What is required
Copy every entry precisely.

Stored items
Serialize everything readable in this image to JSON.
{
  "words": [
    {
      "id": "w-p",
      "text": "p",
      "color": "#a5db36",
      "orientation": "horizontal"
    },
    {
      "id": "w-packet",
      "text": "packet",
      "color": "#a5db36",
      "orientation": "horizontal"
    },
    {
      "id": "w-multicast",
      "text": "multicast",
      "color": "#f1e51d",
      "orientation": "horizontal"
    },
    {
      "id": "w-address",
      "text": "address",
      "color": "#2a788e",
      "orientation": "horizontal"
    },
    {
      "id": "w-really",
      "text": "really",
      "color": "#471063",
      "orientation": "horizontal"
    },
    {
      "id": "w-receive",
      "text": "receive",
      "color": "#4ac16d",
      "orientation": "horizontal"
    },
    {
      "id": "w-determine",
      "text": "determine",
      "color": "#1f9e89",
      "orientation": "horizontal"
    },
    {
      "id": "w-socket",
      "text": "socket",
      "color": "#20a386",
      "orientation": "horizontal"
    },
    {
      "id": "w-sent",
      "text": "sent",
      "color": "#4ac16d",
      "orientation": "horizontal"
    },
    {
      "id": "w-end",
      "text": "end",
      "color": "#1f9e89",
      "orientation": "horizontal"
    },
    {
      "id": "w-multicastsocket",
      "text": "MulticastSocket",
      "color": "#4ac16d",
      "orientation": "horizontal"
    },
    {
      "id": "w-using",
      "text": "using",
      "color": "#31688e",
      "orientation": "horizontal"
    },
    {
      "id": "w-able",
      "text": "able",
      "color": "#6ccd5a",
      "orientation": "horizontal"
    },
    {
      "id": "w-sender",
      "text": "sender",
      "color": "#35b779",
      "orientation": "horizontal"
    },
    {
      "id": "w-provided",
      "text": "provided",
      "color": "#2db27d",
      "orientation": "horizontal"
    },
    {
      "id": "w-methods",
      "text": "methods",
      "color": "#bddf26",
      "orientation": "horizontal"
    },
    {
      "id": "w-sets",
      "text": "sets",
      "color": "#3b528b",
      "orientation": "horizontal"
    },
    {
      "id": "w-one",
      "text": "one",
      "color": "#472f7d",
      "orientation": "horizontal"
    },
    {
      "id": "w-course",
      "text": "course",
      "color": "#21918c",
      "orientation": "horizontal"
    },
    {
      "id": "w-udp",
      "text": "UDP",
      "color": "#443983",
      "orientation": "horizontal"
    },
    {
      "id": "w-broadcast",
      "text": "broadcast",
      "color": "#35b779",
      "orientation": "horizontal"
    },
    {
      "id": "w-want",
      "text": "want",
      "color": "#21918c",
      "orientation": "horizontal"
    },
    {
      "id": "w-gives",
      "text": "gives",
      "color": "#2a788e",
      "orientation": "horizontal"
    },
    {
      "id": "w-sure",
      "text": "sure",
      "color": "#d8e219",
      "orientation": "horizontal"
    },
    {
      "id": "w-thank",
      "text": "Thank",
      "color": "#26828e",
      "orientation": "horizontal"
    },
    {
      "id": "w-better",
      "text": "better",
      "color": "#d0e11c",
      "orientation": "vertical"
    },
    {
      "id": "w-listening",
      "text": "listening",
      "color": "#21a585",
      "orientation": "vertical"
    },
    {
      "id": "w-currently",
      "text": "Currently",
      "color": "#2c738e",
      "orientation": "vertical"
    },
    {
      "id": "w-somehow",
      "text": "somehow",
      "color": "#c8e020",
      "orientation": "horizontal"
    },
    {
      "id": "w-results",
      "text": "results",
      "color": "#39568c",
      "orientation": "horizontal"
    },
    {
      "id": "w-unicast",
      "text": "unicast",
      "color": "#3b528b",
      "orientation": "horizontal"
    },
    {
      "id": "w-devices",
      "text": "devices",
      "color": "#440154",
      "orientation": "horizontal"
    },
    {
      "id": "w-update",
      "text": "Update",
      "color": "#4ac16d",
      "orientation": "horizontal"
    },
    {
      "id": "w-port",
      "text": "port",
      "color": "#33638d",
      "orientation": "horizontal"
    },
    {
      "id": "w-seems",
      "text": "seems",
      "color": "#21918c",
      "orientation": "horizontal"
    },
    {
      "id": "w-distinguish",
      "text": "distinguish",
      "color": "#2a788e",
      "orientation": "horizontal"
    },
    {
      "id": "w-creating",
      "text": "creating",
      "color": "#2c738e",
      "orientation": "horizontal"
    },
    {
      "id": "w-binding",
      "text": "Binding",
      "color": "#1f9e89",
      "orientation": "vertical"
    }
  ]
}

Expected output
Serialize everything readable in this image to JSON.
{
  "words": [
    {
      "id": "w-p",
      "text": "p",
      "color": "#a5db36",
      "orientation": "horizontal"
    },
    {
      "id": "w-packet",
      "text": "packet",
      "color": "#a5db36",
      "orientation": "horizontal"
    },
    {
      "id": "w-multicast",
      "text": "multicast",
      "color": "#f1e51d",
      "orientation": "horizontal"
    },
    {
      "id": "w-address",
      "text": "address",
      "color": "#2a788e",
      "orientation": "horizontal"
    },
    {
      "id": "w-really",
      "text": "really",
      "color": "#471063",
      "orientation": "horizontal"
    },
    {
      "id": "w-receive",
      "text": "receive",
      "color": "#4ac16d",
      "orientation": "horizontal"
    },
    {
      "id": "w-determine",
      "text": "determine",
      "color": "#1f9e89",
      "orientation": "horizontal"
    },
    {
      "id": "w-socket",
      "text": "socket",
      "color": "#20a386",
      "orientation": "horizontal"
    },
    {
      "id": "w-sent",
      "text": "sent",
      "color": "#4ac16d",
      "orientation": "horizontal"
    },
    {
      "id": "w-end",
      "text": "end",
      "color": "#1f9e89",
      "orientation": "horizontal"
    },
    {
      "id": "w-multicastsocket",
      "text": "MulticastSocket",
      "color": "#4ac16d",
      "orientation": "horizontal"
    },
    {
      "id": "w-using",
      "text": "using",
      "color": "#31688e",
      "orientation": "horizontal"
    },
    {
      "id": "w-able",
      "text": "able",
      "color": "#6ccd5a",
      "orientation": "horizontal"
    },
    {
      "id": "w-sender",
      "text": "sender",
      "color": "#35b779",
      "orientation": "horizontal"
    },
    {
      "id": "w-provided",
      "text": "provided",
      "color": "#2db27d",
      "orientation": "horizontal"
    },
    {
      "id": "w-methods",
      "text": "methods",
      "color": "#bddf26",
      "orientation": "horizontal"
    },
    {
      "id": "w-sets",
      "text": "sets",
      "color": "#3b528b",
      "orientation": "horizontal"
    },
    {
      "id": "w-one",
      "text": "one",
      "color": "#472f7d",
      "orientation": "horizontal"
    },
    {
      "id": "w-course",
      "text": "course",
      "color": "#21918c",
      "orientation": "horizontal"
    },
    {
      "id": "w-udp",
      "text": "UDP",
      "color": "#443983",
      "orientation": "horizontal"
    },
    {
      "id": "w-broadcast",
      "text": "broadcast",
      "color": "#35b779",
      "orientation": "horizontal"
    },
    {
      "id": "w-want",
      "text": "want",
      "color": "#21918c",
      "orientation": "horizontal"
    },
    {
      "id": "w-gives",
      "text": "gives",
      "color": "#2a788e",
      "orientation": "horizontal"
    },
    {
      "id": "w-sure",
      "text": "sure",
      "color": "#d8e219",
      "orientation": "horizontal"
    },
    {
      "id": "w-thank",
      "text": "Thank",
      "color": "#26828e",
      "orientation": "horizontal"
    },
    {
      "id": "w-better",
      "text": "better",
      "color": "#d0e11c",
      "orientation": "vertical"
    },
    {
      "id": "w-listening",
      "text": "listening",
      "color": "#21a585",
      "orientation": "vertical"
    },
    {
      "id": "w-currently",
      "text": "Currently",
      "color": "#2c738e",
      "orientation": "vertical"
    },
    {
      "id": "w-somehow",
      "text": "somehow",
      "color": "#c8e020",
      "orientation": "horizontal"
    },
    {
      "id": "w-results",
      "text": "results",
      "color": "#39568c",
      "orientation": "horizontal"
    },
    {
      "id": "w-unicast",
      "text": "unicast",
      "color": "#3b528b",
      "orientation": "horizontal"
    },
    {
      "id": "w-devices",
      "text": "devices",
      "color": "#440154",
      "orientation": "horizontal"
    },
    {
      "id": "w-update",
      "text": "Update",
      "color": "#4ac16d",
      "orientation": "horizontal"
    },
    {
      "id": "w-port",
      "text": "port",
      "color": "#33638d",
      "orientation": "horizontal"
    },
    {
      "id": "w-seems",
      "text": "seems",
      "color": "#21918c",
      "orientation": "horizontal"
    },
    {
      "id": "w-distinguish",
      "text": "distinguish",
      "color": "#2a788e",
      "orientation": "horizontal"
    },
    {
      "id": "w-creating",
      "text": "creating",
      "color": "#2c738e",
      "orientation": "horizontal"
    },
    {
      "id": "w-binding",
      "text": "Binding",
      "color": "#1f9e89",
      "orientation": "vertical"
    }
  ]
}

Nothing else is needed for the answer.